Extracted data entries
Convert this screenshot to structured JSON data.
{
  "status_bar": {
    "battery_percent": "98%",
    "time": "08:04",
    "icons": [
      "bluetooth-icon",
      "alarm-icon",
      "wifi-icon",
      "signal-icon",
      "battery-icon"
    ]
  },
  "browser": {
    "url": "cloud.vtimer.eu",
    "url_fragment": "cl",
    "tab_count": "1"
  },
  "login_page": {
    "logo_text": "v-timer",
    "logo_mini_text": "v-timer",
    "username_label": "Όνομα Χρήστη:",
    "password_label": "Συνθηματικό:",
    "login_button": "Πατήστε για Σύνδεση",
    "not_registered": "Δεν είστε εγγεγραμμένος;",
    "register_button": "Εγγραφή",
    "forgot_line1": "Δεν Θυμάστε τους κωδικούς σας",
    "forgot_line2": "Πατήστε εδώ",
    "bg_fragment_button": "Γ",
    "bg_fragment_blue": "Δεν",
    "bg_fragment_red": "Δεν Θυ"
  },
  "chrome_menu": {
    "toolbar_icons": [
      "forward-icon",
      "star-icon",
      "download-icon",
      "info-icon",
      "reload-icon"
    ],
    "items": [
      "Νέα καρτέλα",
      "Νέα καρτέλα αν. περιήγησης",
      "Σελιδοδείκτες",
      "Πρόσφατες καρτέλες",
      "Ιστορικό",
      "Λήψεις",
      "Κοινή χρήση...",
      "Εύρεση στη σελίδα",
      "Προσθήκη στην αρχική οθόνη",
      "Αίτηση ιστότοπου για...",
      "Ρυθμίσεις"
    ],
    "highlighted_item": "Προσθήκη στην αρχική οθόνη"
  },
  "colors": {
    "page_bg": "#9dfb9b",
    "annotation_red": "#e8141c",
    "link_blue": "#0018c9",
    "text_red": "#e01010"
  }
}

Exercise task>
Pick out every line above that holds the word "αρχική" and copy it.

Solution for this exercise>
      "Προσθήκη στην αρχική οθόνη",
    "highlighted_item": "Προσθήκη στην αρχική οθόνη"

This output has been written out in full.